EXERCISE DESCRIPTION
Below is a listing to transcribe in full and exactly; keep the pictures out.

/---

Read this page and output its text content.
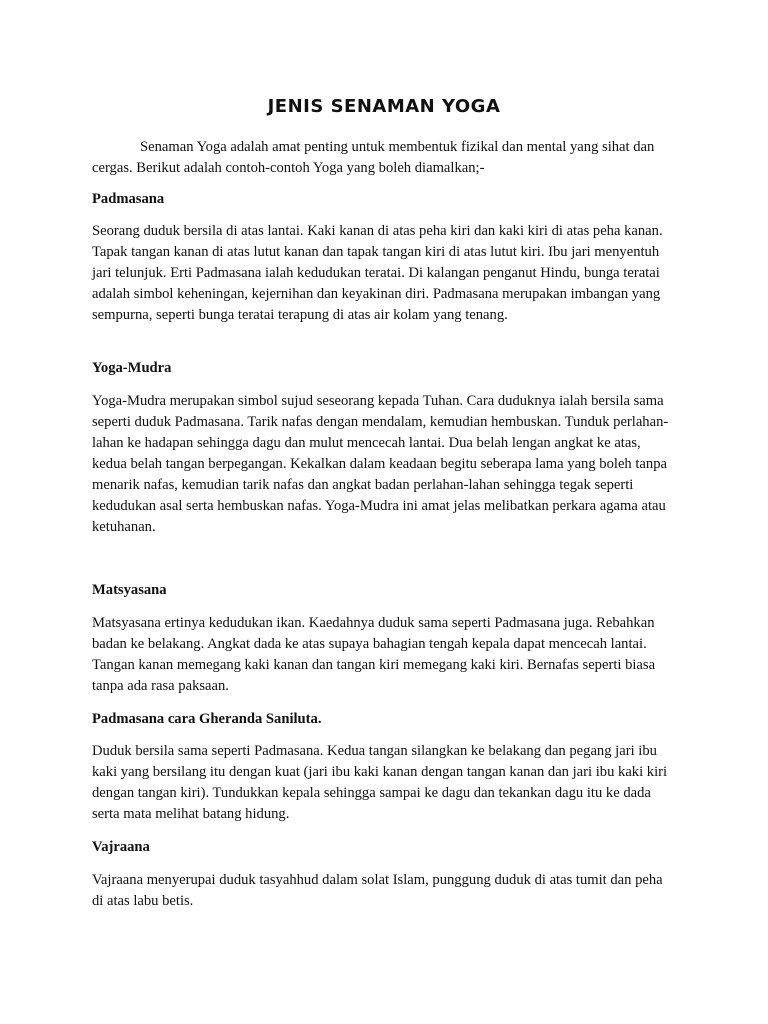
JENIS SENAMAN YOGA

Senaman Yoga adalah amat penting untuk membentuk fizikal dan mental yang sihat dan cergas. Berikut adalah contoh-contoh Yoga yang boleh diamalkan;-

Padmasana

Seorang duduk bersila di atas lantai. Kaki kanan di atas peha kiri dan kaki kiri di atas peha kanan. Tapak tangan kanan di atas lutut kanan dan tapak tangan kiri di atas lutut kiri. Ibu jari menyentuh jari telunjuk. Erti Padmasana ialah kedudukan teratai. Di kalangan penganut Hindu, bunga teratai adalah simbol keheningan, kejernihan dan keyakinan diri. Padmasana merupakan imbangan yang sempurna, seperti bunga teratai terapung di atas air kolam yang tenang.

Yoga-Mudra

Yoga-Mudra merupakan simbol sujud seseorang kepada Tuhan. Cara duduknya ialah bersila sama seperti duduk Padmasana. Tarik nafas dengan mendalam, kemudian hembuskan. Tunduk perlahan-lahan ke hadapan sehingga dagu dan mulut mencecah lantai. Dua belah lengan angkat ke atas, kedua belah tangan berpegangan. Kekalkan dalam keadaan begitu seberapa lama yang boleh tanpa menarik nafas, kemudian tarik nafas dan angkat badan perlahan-lahan sehingga tegak seperti kedudukan asal serta hembuskan nafas. Yoga-Mudra ini amat jelas melibatkan perkara agama atau ketuhanan.

Matsyasana

Matsyasana ertinya kedudukan ikan. Kaedahnya duduk sama seperti Padmasana juga. Rebahkan badan ke belakang. Angkat dada ke atas supaya bahagian tengah kepala dapat mencecah lantai. Tangan kanan memegang kaki kanan dan tangan kiri memegang kaki kiri. Bernafas seperti biasa tanpa ada rasa paksaan.

Padmasana cara Gheranda Saniluta.

Duduk bersila sama seperti Padmasana. Kedua tangan silangkan ke belakang dan pegang jari ibu kaki yang bersilang itu dengan kuat (jari ibu kaki kanan dengan tangan kanan dan jari ibu kaki kiri dengan tangan kiri). Tundukkan kepala sehingga sampai ke dagu dan tekankan dagu itu ke dada serta mata melihat batang hidung.

Vajraana

Vajraana menyerupai duduk tasyahhud dalam solat Islam, punggung duduk di atas tumit dan peha di atas labu betis.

\---

OUTPUT OF THE EXERCISE
Read this page and output its text content.
JENIS SENAMAN YOGA

Senaman Yoga adalah amat penting untuk membentuk fizikal dan mental yang sihat dan cergas. Berikut adalah contoh-contoh Yoga yang boleh diamalkan;-

Padmasana

Seorang duduk bersila di atas lantai. Kaki kanan di atas peha kiri dan kaki kiri di atas peha kanan. Tapak tangan kanan di atas lutut kanan dan tapak tangan kiri di atas lutut kiri. Ibu jari menyentuh jari telunjuk. Erti Padmasana ialah kedudukan teratai. Di kalangan penganut Hindu, bunga teratai adalah simbol keheningan, kejernihan dan keyakinan diri. Padmasana merupakan imbangan yang sempurna, seperti bunga teratai terapung di atas air kolam yang tenang.

Yoga-Mudra

Yoga-Mudra merupakan simbol sujud seseorang kepada Tuhan. Cara duduknya ialah bersila sama seperti duduk Padmasana. Tarik nafas dengan mendalam, kemudian hembuskan. Tunduk perlahan-lahan ke hadapan sehingga dagu dan mulut mencecah lantai. Dua belah lengan angkat ke atas, kedua belah tangan berpegangan. Kekalkan dalam keadaan begitu seberapa lama yang boleh tanpa menarik nafas, kemudian tarik nafas dan angkat badan perlahan-lahan sehingga tegak seperti kedudukan asal serta hembuskan nafas. Yoga-Mudra ini amat jelas melibatkan perkara agama atau ketuhanan.

Matsyasana

Matsyasana ertinya kedudukan ikan. Kaedahnya duduk sama seperti Padmasana juga. Rebahkan badan ke belakang. Angkat dada ke atas supaya bahagian tengah kepala dapat mencecah lantai. Tangan kanan memegang kaki kanan dan tangan kiri memegang kaki kiri. Bernafas seperti biasa tanpa ada rasa paksaan.

Padmasana cara Gheranda Saniluta.

Duduk bersila sama seperti Padmasana. Kedua tangan silangkan ke belakang dan pegang jari ibu kaki yang bersilang itu dengan kuat (jari ibu kaki kanan dengan tangan kanan dan jari ibu kaki kiri dengan tangan kiri). Tundukkan kepala sehingga sampai ke dagu dan tekankan dagu itu ke dada serta mata melihat batang hidung.

Vajraana

Vajraana menyerupai duduk tasyahhud dalam solat Islam, punggung duduk di atas tumit dan peha di atas labu betis.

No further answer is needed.